=== Dataset records ===

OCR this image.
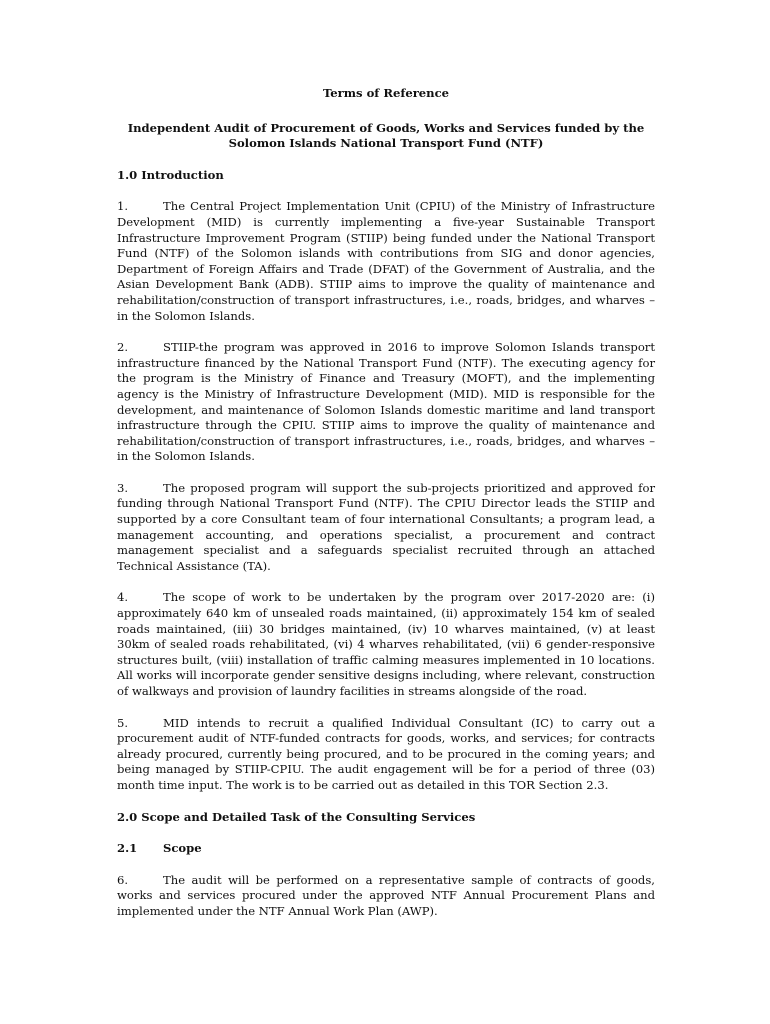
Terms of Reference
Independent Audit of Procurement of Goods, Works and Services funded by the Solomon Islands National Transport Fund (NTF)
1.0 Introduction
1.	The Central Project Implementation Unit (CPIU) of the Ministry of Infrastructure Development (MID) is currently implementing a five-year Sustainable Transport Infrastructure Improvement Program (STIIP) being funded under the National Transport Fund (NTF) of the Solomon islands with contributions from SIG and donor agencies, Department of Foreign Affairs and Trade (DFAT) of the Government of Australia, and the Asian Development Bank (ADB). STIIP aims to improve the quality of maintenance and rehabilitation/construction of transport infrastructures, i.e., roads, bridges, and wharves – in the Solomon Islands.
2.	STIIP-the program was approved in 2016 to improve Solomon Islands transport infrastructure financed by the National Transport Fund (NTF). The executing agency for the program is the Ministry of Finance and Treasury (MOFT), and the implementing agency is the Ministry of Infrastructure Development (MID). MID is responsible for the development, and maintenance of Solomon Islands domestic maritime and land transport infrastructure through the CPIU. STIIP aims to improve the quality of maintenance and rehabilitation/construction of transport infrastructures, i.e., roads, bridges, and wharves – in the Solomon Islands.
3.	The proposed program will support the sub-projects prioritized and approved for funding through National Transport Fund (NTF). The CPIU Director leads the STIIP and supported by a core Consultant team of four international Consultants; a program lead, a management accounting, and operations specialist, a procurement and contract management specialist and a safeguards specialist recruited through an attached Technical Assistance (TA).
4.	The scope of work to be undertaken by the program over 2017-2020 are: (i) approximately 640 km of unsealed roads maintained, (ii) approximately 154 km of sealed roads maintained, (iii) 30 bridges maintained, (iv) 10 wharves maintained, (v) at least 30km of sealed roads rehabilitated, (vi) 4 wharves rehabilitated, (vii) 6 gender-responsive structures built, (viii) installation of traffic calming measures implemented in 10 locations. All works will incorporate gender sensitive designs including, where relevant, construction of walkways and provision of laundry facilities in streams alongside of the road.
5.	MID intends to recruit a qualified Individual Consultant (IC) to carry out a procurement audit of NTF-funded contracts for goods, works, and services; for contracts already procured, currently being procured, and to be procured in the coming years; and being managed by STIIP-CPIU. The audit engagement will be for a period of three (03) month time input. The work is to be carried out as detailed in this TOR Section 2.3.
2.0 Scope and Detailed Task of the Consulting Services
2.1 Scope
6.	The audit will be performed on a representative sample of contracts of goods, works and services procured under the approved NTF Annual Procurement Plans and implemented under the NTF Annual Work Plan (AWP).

===
=== Dataset records ===

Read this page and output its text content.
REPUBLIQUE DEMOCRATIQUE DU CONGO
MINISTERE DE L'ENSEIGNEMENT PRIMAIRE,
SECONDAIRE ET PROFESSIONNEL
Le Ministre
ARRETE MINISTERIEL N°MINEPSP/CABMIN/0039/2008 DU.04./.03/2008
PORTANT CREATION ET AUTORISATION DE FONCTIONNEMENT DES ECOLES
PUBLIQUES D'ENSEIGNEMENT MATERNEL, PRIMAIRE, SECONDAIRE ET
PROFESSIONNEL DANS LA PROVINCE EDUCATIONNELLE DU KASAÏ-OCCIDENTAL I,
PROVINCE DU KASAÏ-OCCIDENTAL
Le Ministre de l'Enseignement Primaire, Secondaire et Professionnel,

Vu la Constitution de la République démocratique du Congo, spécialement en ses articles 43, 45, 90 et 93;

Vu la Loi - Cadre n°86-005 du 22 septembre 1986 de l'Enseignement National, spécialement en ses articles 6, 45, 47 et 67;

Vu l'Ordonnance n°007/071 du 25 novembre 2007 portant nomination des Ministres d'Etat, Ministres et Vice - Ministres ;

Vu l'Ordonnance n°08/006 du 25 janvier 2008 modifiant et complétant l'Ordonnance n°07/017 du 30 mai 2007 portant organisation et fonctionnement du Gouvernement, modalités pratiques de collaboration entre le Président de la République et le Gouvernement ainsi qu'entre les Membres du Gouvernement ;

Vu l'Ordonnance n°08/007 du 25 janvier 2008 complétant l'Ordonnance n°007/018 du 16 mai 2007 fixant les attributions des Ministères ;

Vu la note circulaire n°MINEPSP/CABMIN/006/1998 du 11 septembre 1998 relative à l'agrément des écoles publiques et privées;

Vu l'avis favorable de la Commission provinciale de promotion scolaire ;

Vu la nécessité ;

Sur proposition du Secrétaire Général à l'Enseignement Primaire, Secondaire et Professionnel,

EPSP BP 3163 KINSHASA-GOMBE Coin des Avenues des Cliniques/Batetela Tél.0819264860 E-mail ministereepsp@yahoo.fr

===

Count the lines in which the string "CPIU" appears, then report only that figure.

4